Excerpts from a figure dataset:
#####

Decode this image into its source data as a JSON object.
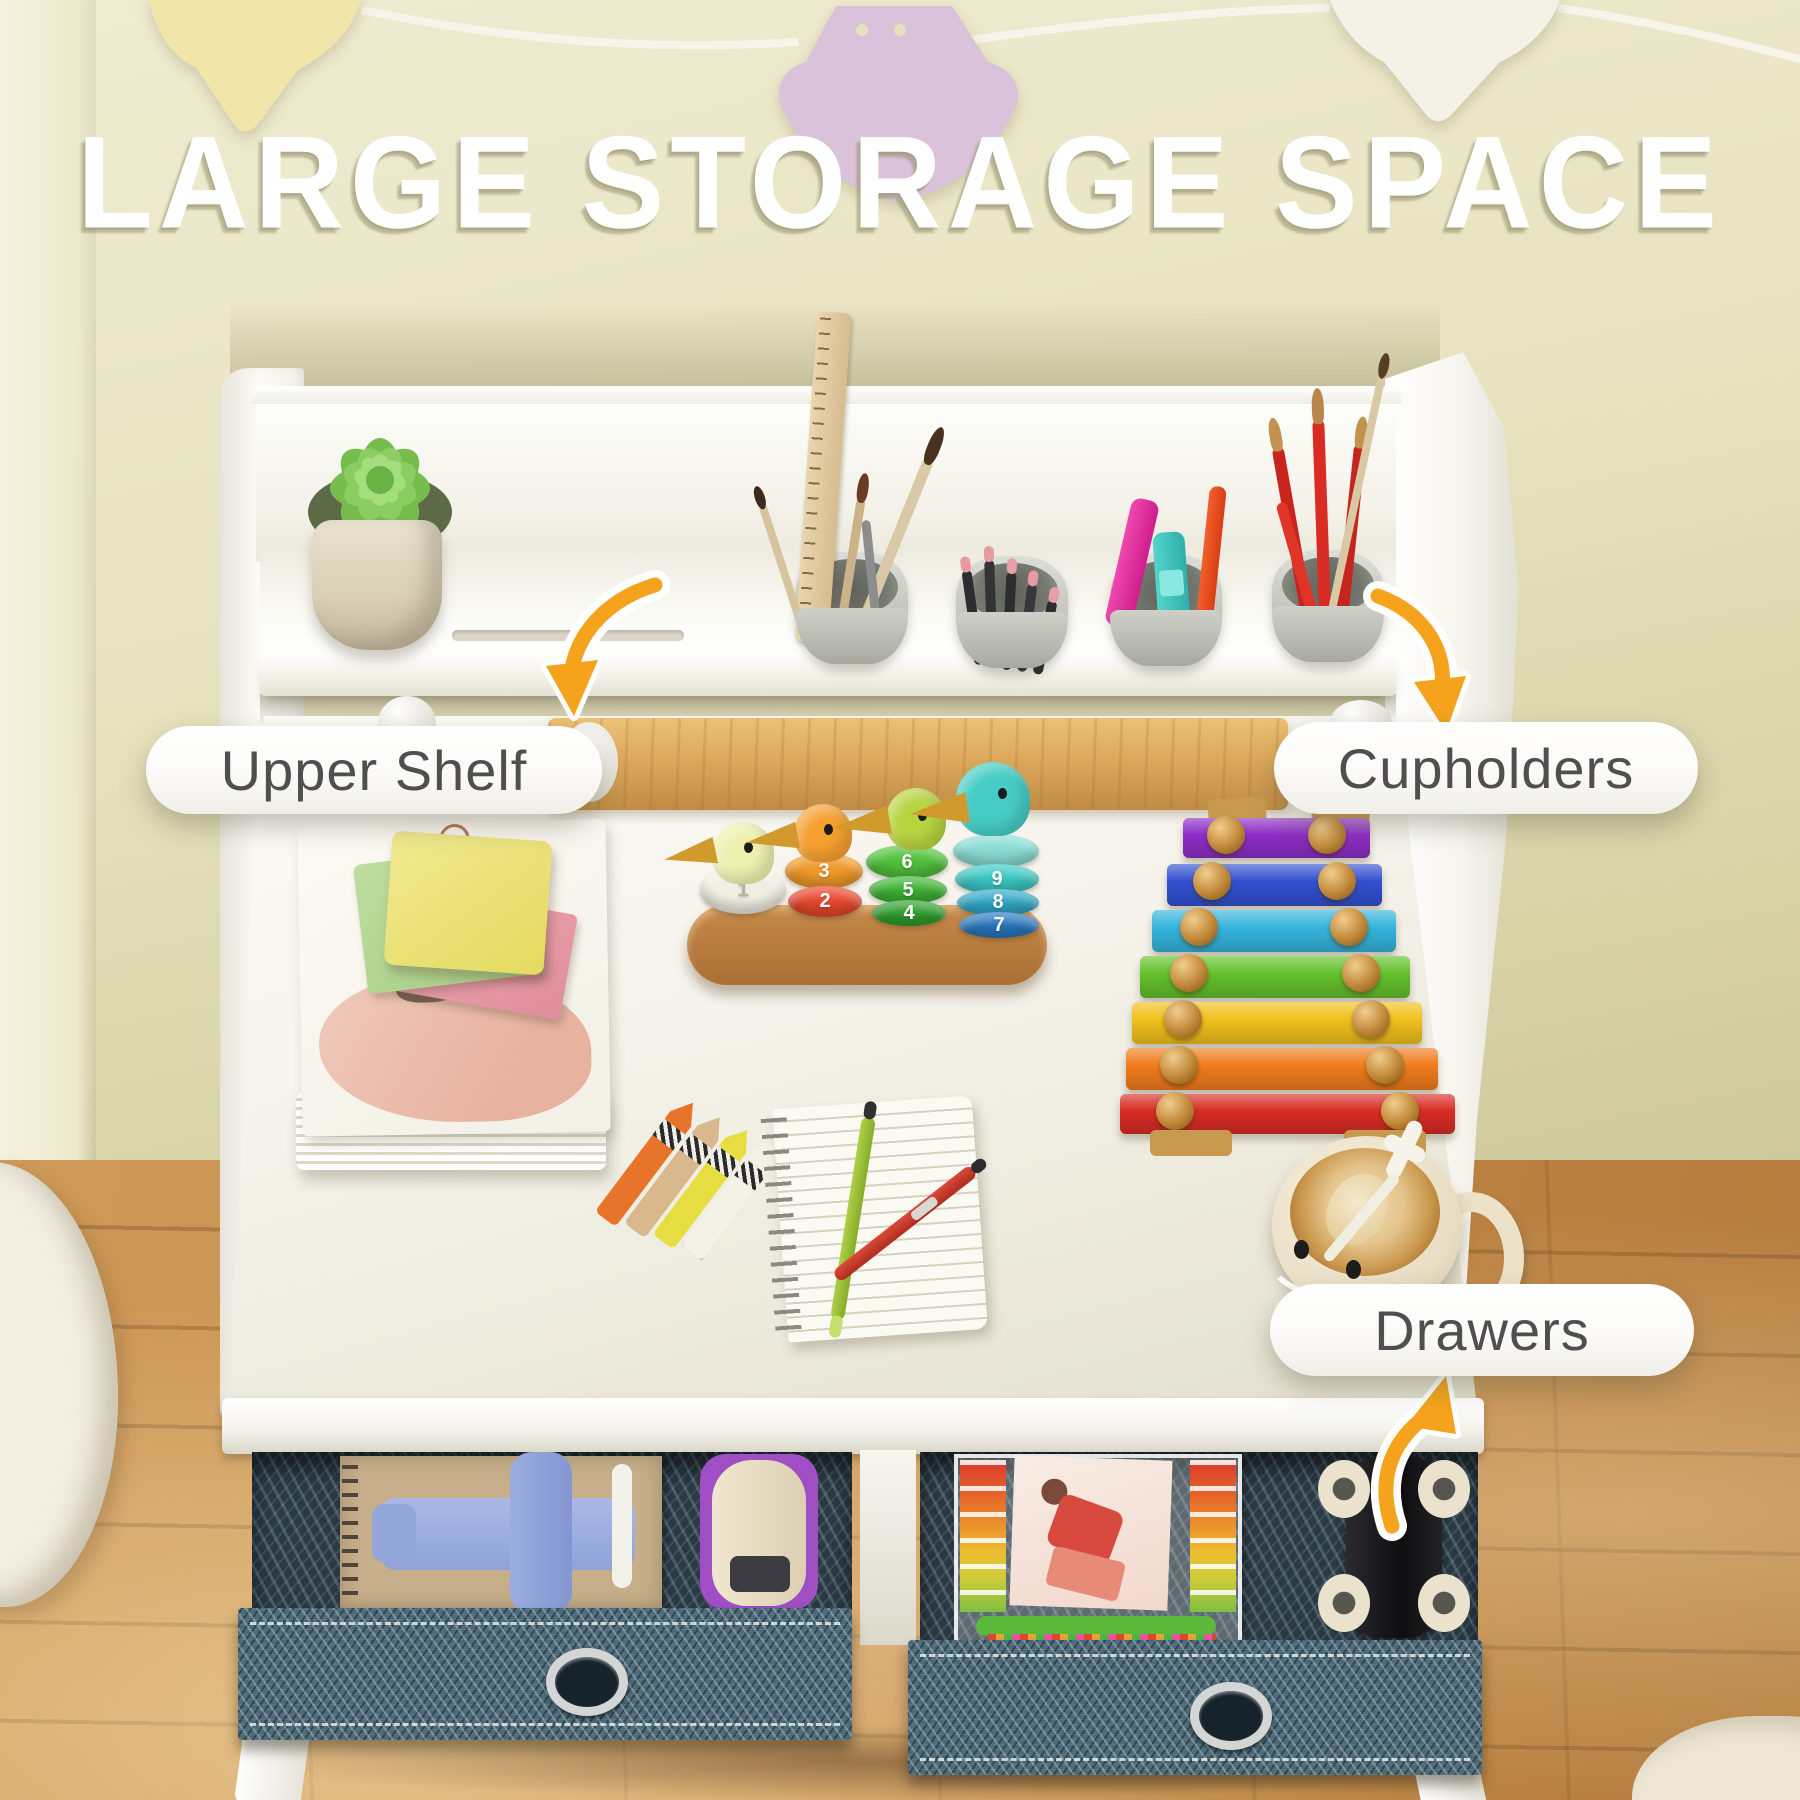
{
  "title": "LARGE STORAGE SPACE",
  "callouts": {
    "upper_shelf": {
      "label": "Upper Shelf"
    },
    "cupholders": {
      "label": "Cupholders"
    },
    "drawers": {
      "label": "Drawers"
    }
  },
  "duck_toy": {
    "ducks": [
      {
        "rings": [
          "1"
        ]
      },
      {
        "rings": [
          "3",
          "2"
        ]
      },
      {
        "rings": [
          "6",
          "5",
          "4"
        ]
      },
      {
        "rings": [
          "9",
          "8",
          "7"
        ]
      }
    ]
  },
  "colors": {
    "arrow_accent": "#f5a31d",
    "label_text": "#4f4f4f",
    "label_bg": "#ffffff",
    "title_text": "#ffffff",
    "wall": "#e4e0ba",
    "floor_wood": "#c08544",
    "desk_white": "#f7f6f0",
    "rail_wood": "#dca95b",
    "drawer_fabric": "#587482",
    "xylophone_bars": [
      "#8e2ec6",
      "#3150d0",
      "#34b4dc",
      "#64c02c",
      "#f0c01c",
      "#f07c1c",
      "#d82c24"
    ]
  }
}
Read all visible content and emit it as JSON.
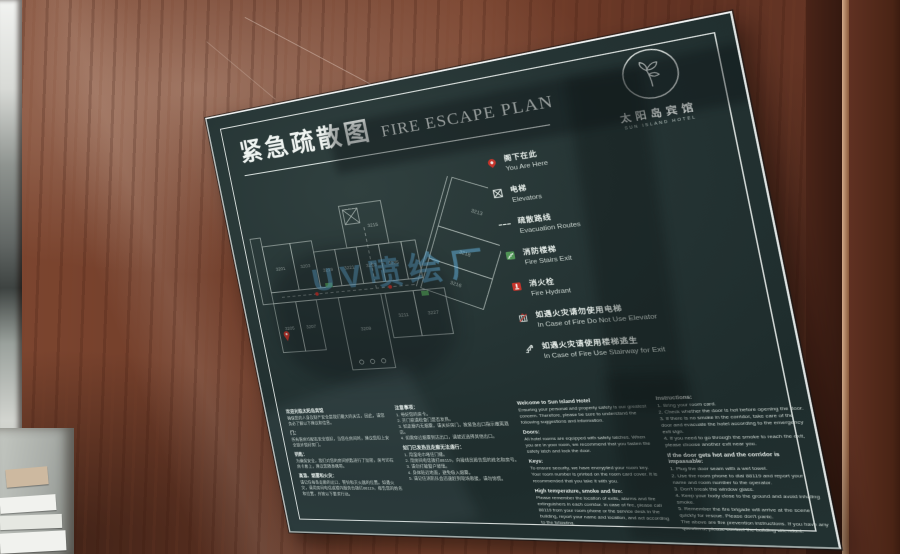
{
  "colors": {
    "wood": "#6d3a28",
    "panel": "#243434",
    "frame": "#eef3f0",
    "accent_red": "#c6342b",
    "accent_green": "#4f9455",
    "watermark_blue": "#5fb9eb",
    "plan_line": "#c9d4cf"
  },
  "sign": {
    "title_zh": "紧急疏散图",
    "title_en": "FIRE ESCAPE PLAN",
    "logo": {
      "hotel_zh": "太阳岛宾馆",
      "hotel_en": "SUN ISLAND HOTEL"
    },
    "watermark": "UV喷绘厂",
    "legend": [
      {
        "icon": "you-are-here-pin",
        "zh": "阁下在此",
        "en": "You Are Here"
      },
      {
        "icon": "elevator-box",
        "zh": "电梯",
        "en": "Elevators"
      },
      {
        "icon": "dashed-route-line",
        "zh": "疏散路线",
        "en": "Evacuation Routes"
      },
      {
        "icon": "fire-stairs-green",
        "zh": "消防楼梯",
        "en": "Fire Stairs Exit"
      },
      {
        "icon": "fire-hydrant-red",
        "zh": "消火栓",
        "en": "Fire Hydrant"
      },
      {
        "icon": "no-elevator",
        "zh": "如遇火灾请勿使用电梯",
        "en": "In Case of Fire Do Not Use Elevator"
      },
      {
        "icon": "stairway-exit",
        "zh": "如遇火灾请使用楼梯逃生",
        "en": "In Case of Fire Use Stairway for Exit"
      }
    ],
    "floor_plan": {
      "rooms": [
        "3201",
        "3203",
        "3205",
        "3207",
        "3209",
        "3211",
        "3213",
        "3215",
        "3216",
        "3218",
        "3219",
        "3221",
        "3223",
        "3225",
        "3227"
      ]
    },
    "columns": [
      {
        "blocks": [
          {
            "t": "h",
            "text": "欢迎光临太阳岛宾馆"
          },
          {
            "t": "p",
            "text": "确保您的人身及财产安全是我们最大的关注，因此，请您务必了解以下建议和信息。"
          },
          {
            "t": "h",
            "text": "门："
          },
          {
            "t": "p",
            "text": "所有客房均配有安全锁扣，当您在房间时，建议您扣上安全锁并锁好房门。"
          },
          {
            "t": "h",
            "text": "钥匙："
          },
          {
            "t": "p",
            "text": "为确保安全，我们对您的房间钥匙进行了加密，房号印在房卡套上，建议您随身携带。"
          },
          {
            "t": "h",
            "text": "高温、烟雾和火灾："
          },
          {
            "t": "p",
            "text": "请记住每条走廊的出口、警铃和灭火器的位置。如遇火灾，请用房间电话或楼内服务台拨打88119，报告您的姓名和位置，并按以下要求行动。"
          }
        ]
      },
      {
        "blocks": [
          {
            "t": "h",
            "text": "注意事项："
          },
          {
            "t": "p",
            "text": "1. 带好您的房卡。\n2. 开门前请检查门是否发热。\n3. 如走廊内无烟雾，请关好房门，按紧急出口指示撤离酒店。\n4. 如需穿过烟雾到达出口，请就近选择其他出口。"
          },
          {
            "t": "h",
            "text": "如门已发热且走廊无法通行："
          },
          {
            "t": "p",
            "text": "1. 用湿毛巾堵住门缝。\n2. 用房间电话拨打88119，向接线员报告您的姓名和房号。\n3. 请勿打破窗户玻璃。\n4. 身体贴近地面，避免吸入烟雾。\n5. 请记住消防队会迅速赶到现场救援，请勿惊慌。"
          }
        ]
      },
      {
        "blocks": [
          {
            "t": "h",
            "text": "Welcome to Sun Island Hotel"
          },
          {
            "t": "p",
            "text": "Ensuring your personal and property safety is our greatest concern. Therefore, please be sure to understand the following suggestions and information."
          },
          {
            "t": "h",
            "text": "Doors:"
          },
          {
            "t": "p",
            "text": "All hotel rooms are equipped with safety latches. When you are in your room, we recommend that you fasten the safety latch and lock the door."
          },
          {
            "t": "h",
            "text": "Keys:"
          },
          {
            "t": "p",
            "text": "To ensure security, we have encrypted your room key. Your room number is printed on the room card cover. It is recommended that you take it with you."
          },
          {
            "t": "h",
            "text": "High temperature, smoke and fire:"
          },
          {
            "t": "p",
            "text": "Please remember the location of exits, alarms and fire extinguishers in each corridor. In case of fire, please call 88119 from your room phone or the service desk in the building, report your name and location, and act according to the following."
          }
        ]
      },
      {
        "blocks": [
          {
            "t": "h",
            "text": "Instructions:"
          },
          {
            "t": "p",
            "text": "1. Bring your room card.\n2. Check whether the door is hot before opening the door.\n3. If there is no smoke in the corridor, take care of the door and evacuate the hotel according to the emergency exit sign.\n4. If you need to go through the smoke to reach the exit, please choose another exit near you."
          },
          {
            "t": "h",
            "text": "If the door gets hot and the corridor is impassable:"
          },
          {
            "t": "p",
            "text": "1. Plug the door seam with a wet towel.\n2. Use the room phone to dial 88119 and report your name and room number to the operator.\n3. Don't break the window glass.\n4. Keep your body close to the ground and avoid inhaling smoke.\n5. Remember the fire brigade will arrive at the scene quickly for rescue. Please don't panic."
          },
          {
            "t": "p",
            "text": "The above are fire prevention instructions. If you have any questions, please contact the building attendant."
          }
        ]
      }
    ]
  }
}
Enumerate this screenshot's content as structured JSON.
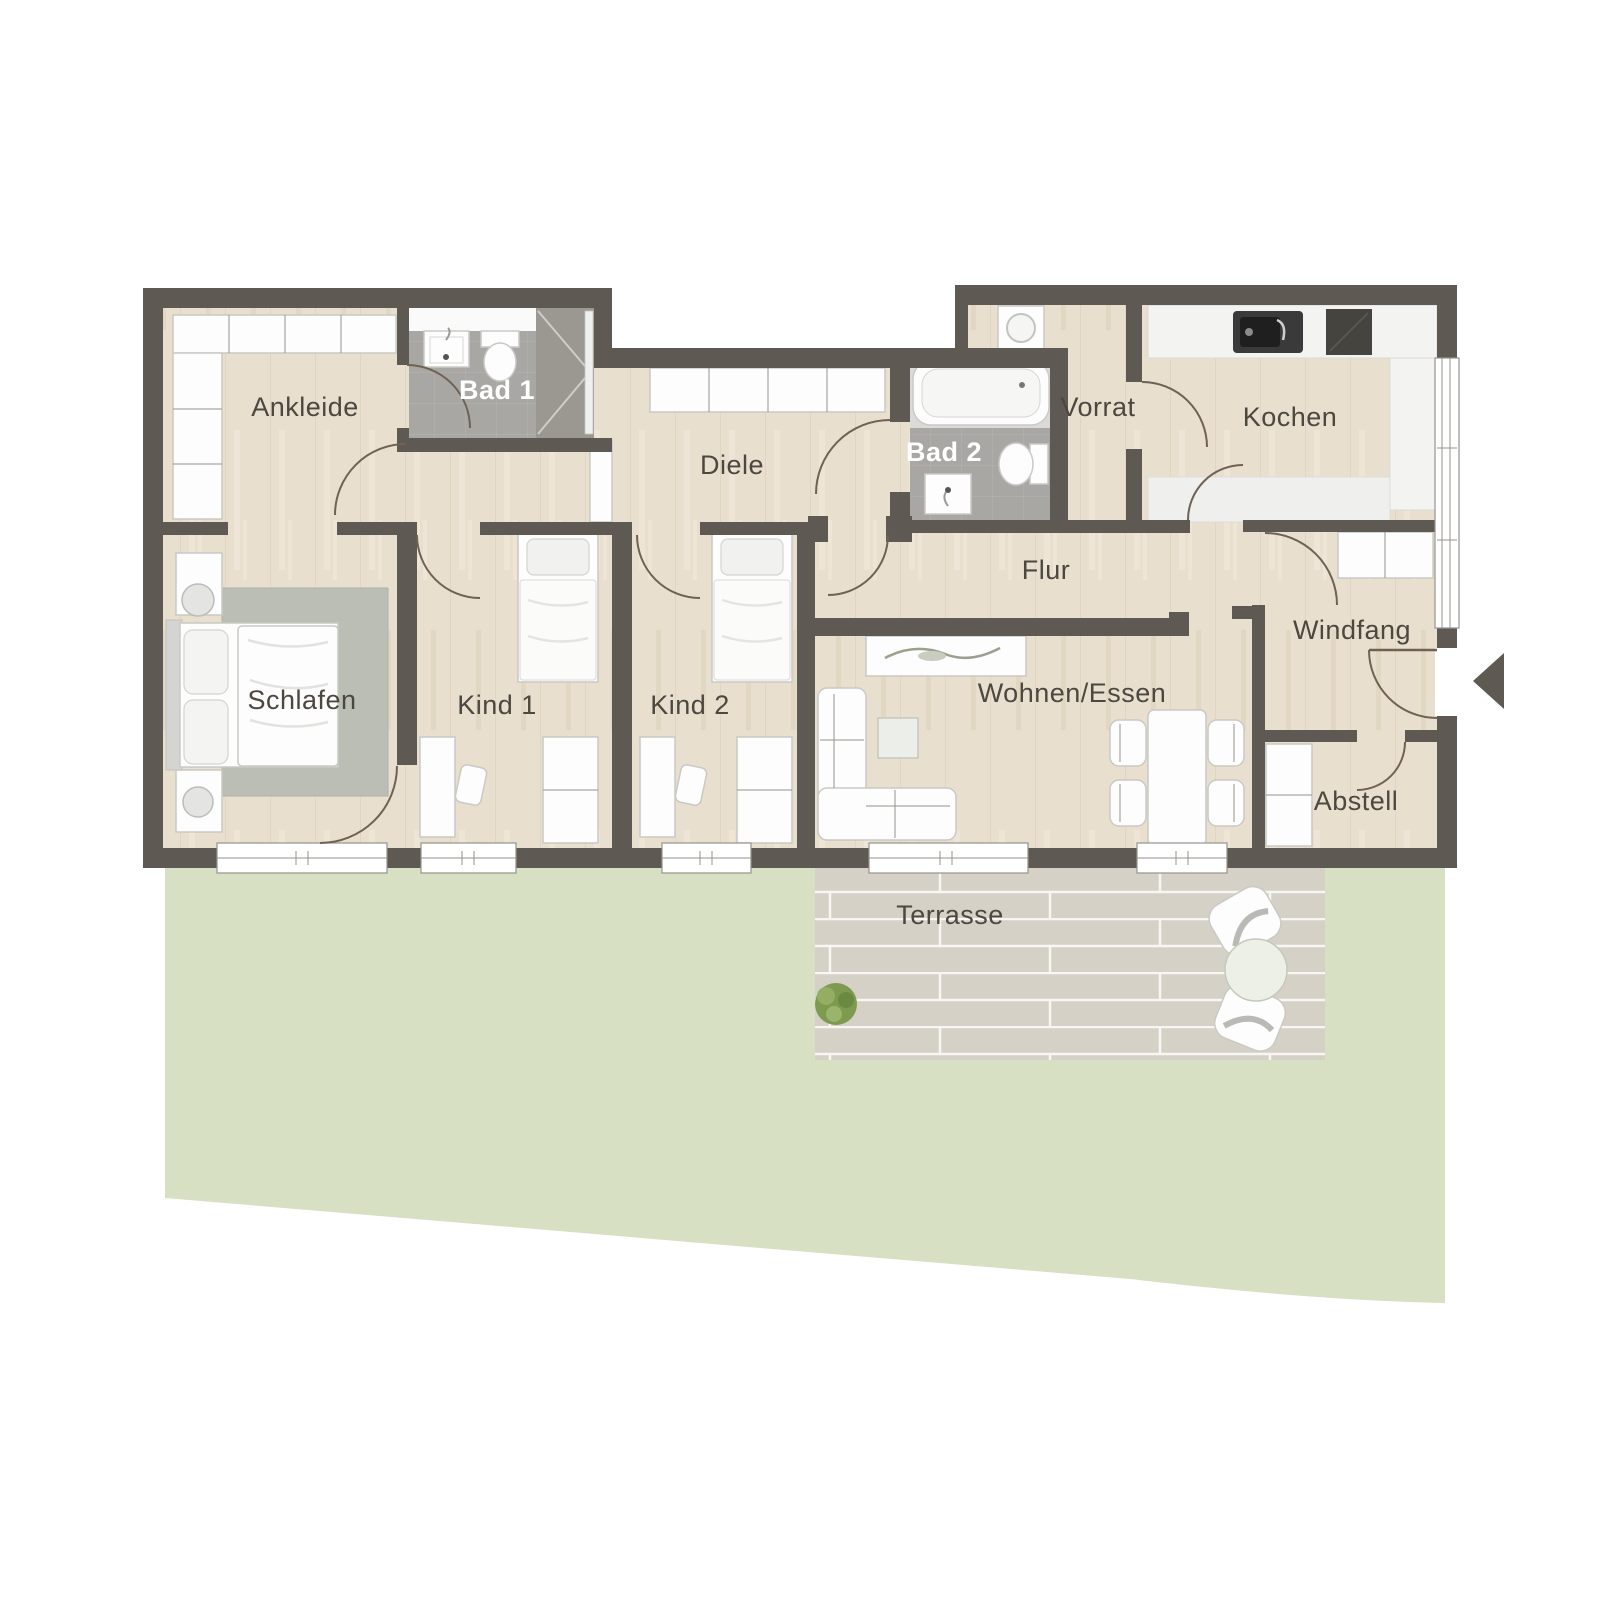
{
  "plan": {
    "title": "Bungalow Grundriss",
    "rooms": {
      "ankleide": {
        "label": "Ankleide"
      },
      "bad1": {
        "label": "Bad 1"
      },
      "schlafen": {
        "label": "Schlafen"
      },
      "kind1": {
        "label": "Kind 1"
      },
      "kind2": {
        "label": "Kind 2"
      },
      "diele": {
        "label": "Diele"
      },
      "bad2": {
        "label": "Bad 2"
      },
      "vorrat": {
        "label": "Vorrat"
      },
      "kochen": {
        "label": "Kochen"
      },
      "flur": {
        "label": "Flur"
      },
      "wohnen_essen": {
        "label": "Wohnen/Essen"
      },
      "windfang": {
        "label": "Windfang"
      },
      "abstell": {
        "label": "Abstell"
      },
      "terrasse": {
        "label": "Terrasse"
      }
    },
    "entrance": {
      "side": "right",
      "marker": "arrow-left"
    },
    "colors": {
      "wall": "#5e5952",
      "wood_floor": "#e9dfcf",
      "tile": "#a9a7a3",
      "tile_dark": "#9b9892",
      "garden": "#d7e0c3",
      "terrace_paving": "#d5d1c7",
      "furniture": "#fdfdfd",
      "rug": "#babeb4",
      "label_text": "#4c473f",
      "label_text_light": "#ffffff",
      "door_arc": "#6f6255"
    }
  }
}
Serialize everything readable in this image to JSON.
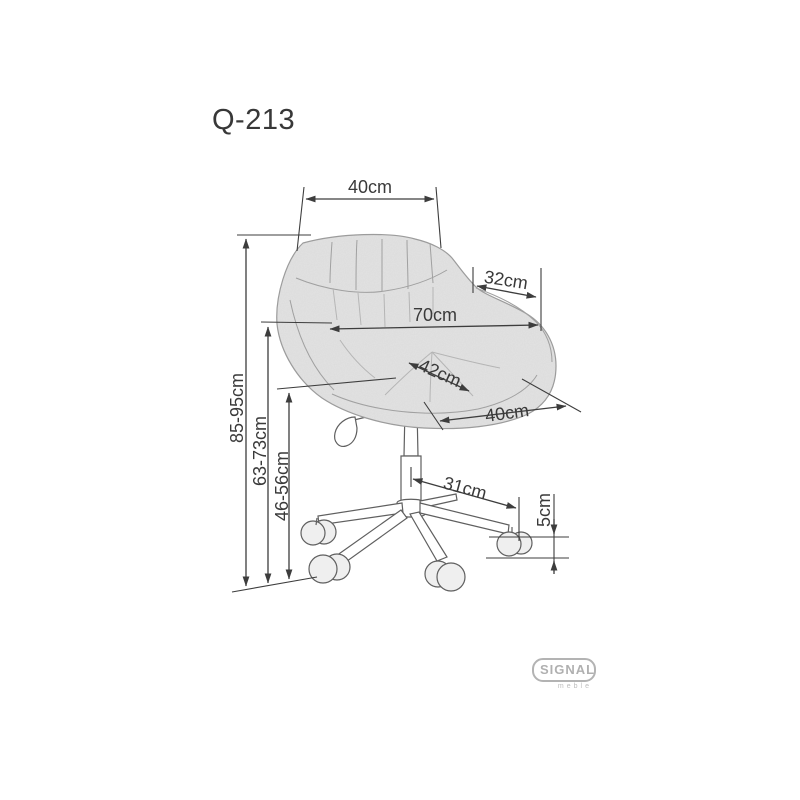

#####

Set problem:
Across the records, how many lines contain "safety"? Only the number should be given.

Response for this exercise:
2